(Stored entries)
------------

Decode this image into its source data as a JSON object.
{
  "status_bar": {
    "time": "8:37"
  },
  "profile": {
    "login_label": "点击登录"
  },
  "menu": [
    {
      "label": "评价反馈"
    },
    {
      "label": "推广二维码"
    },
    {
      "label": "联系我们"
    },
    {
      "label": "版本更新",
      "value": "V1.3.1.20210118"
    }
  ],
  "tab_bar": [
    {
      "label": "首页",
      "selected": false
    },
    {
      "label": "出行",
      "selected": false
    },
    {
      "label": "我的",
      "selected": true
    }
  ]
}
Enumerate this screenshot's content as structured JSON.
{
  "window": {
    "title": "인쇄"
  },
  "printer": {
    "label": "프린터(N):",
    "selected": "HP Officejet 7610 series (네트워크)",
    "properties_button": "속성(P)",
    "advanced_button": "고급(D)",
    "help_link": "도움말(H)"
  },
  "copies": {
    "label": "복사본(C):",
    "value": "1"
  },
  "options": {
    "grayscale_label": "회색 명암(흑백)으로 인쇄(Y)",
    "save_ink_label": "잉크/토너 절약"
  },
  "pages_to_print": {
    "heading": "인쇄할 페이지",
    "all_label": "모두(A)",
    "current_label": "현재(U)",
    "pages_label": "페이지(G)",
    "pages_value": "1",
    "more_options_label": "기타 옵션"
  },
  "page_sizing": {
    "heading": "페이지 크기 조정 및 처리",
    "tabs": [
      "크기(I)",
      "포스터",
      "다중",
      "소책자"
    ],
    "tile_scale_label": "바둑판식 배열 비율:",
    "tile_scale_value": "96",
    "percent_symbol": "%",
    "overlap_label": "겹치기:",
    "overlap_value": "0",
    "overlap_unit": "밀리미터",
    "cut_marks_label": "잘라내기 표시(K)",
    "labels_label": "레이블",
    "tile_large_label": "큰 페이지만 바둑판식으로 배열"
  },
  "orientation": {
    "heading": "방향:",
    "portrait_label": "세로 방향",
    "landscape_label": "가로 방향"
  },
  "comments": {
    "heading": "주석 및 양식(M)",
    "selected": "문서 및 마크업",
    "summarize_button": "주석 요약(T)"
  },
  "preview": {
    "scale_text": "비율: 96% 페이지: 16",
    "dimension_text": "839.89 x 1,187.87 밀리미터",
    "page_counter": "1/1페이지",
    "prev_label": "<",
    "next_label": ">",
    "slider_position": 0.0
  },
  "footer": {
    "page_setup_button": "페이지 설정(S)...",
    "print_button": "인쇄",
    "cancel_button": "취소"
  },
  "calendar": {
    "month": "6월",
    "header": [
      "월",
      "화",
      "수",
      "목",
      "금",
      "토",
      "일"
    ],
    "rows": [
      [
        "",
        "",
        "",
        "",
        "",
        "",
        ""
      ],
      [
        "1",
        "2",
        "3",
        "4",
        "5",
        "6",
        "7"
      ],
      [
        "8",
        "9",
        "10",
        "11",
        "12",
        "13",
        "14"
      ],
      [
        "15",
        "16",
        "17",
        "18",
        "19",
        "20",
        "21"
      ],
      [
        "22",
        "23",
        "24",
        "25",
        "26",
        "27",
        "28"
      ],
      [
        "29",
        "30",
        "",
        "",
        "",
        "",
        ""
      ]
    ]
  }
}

------------

Set down each entry again, unchanged.

● TASK OUTPUT:
Decode this image into its source data as a JSON object.
{
  "status_bar": {
    "time": "8:37"
  },
  "profile": {
    "login_label": "点击登录"
  },
  "menu": [
    {
      "label": "评价反馈"
    },
    {
      "label": "推广二维码"
    },
    {
      "label": "联系我们"
    },
    {
      "label": "版本更新",
      "value": "V1.3.1.20210118"
    }
  ],
  "tab_bar": [
    {
      "label": "首页",
      "selected": false
    },
    {
      "label": "出行",
      "selected": false
    },
    {
      "label": "我的",
      "selected": true
    }
  ]
}
Enumerate this screenshot's content as structured JSON.
{
  "window": {
    "title": "인쇄"
  },
  "printer": {
    "label": "프린터(N):",
    "selected": "HP Officejet 7610 series (네트워크)",
    "properties_button": "속성(P)",
    "advanced_button": "고급(D)",
    "help_link": "도움말(H)"
  },
  "copies": {
    "label": "복사본(C):",
    "value": "1"
  },
  "options": {
    "grayscale_label": "회색 명암(흑백)으로 인쇄(Y)",
    "save_ink_label": "잉크/토너 절약"
  },
  "pages_to_print": {
    "heading": "인쇄할 페이지",
    "all_label": "모두(A)",
    "current_label": "현재(U)",
    "pages_label": "페이지(G)",
    "pages_value": "1",
    "more_options_label": "기타 옵션"
  },
  "page_sizing": {
    "heading": "페이지 크기 조정 및 처리",
    "tabs": [
      "크기(I)",
      "포스터",
      "다중",
      "소책자"
    ],
    "tile_scale_label": "바둑판식 배열 비율:",
    "tile_scale_value": "96",
    "percent_symbol": "%",
    "overlap_label": "겹치기:",
    "overlap_value": "0",
    "overlap_unit": "밀리미터",
    "cut_marks_label": "잘라내기 표시(K)",
    "labels_label": "레이블",
    "tile_large_label": "큰 페이지만 바둑판식으로 배열"
  },
  "orientation": {
    "heading": "방향:",
    "portrait_label": "세로 방향",
    "landscape_label": "가로 방향"
  },
  "comments": {
    "heading": "주석 및 양식(M)",
    "selected": "문서 및 마크업",
    "summarize_button": "주석 요약(T)"
  },
  "preview": {
    "scale_text": "비율: 96% 페이지: 16",
    "dimension_text": "839.89 x 1,187.87 밀리미터",
    "page_counter": "1/1페이지",
    "prev_label": "<",
    "next_label": ">",
    "slider_position": 0.0
  },
  "footer": {
    "page_setup_button": "페이지 설정(S)...",
    "print_button": "인쇄",
    "cancel_button": "취소"
  },
  "calendar": {
    "month": "6월",
    "header": [
      "월",
      "화",
      "수",
      "목",
      "금",
      "토",
      "일"
    ],
    "rows": [
      [
        "",
        "",
        "",
        "",
        "",
        "",
        ""
      ],
      [
        "1",
        "2",
        "3",
        "4",
        "5",
        "6",
        "7"
      ],
      [
        "8",
        "9",
        "10",
        "11",
        "12",
        "13",
        "14"
      ],
      [
        "15",
        "16",
        "17",
        "18",
        "19",
        "20",
        "21"
      ],
      [
        "22",
        "23",
        "24",
        "25",
        "26",
        "27",
        "28"
      ],
      [
        "29",
        "30",
        "",
        "",
        "",
        "",
        ""
      ]
    ]
  }
}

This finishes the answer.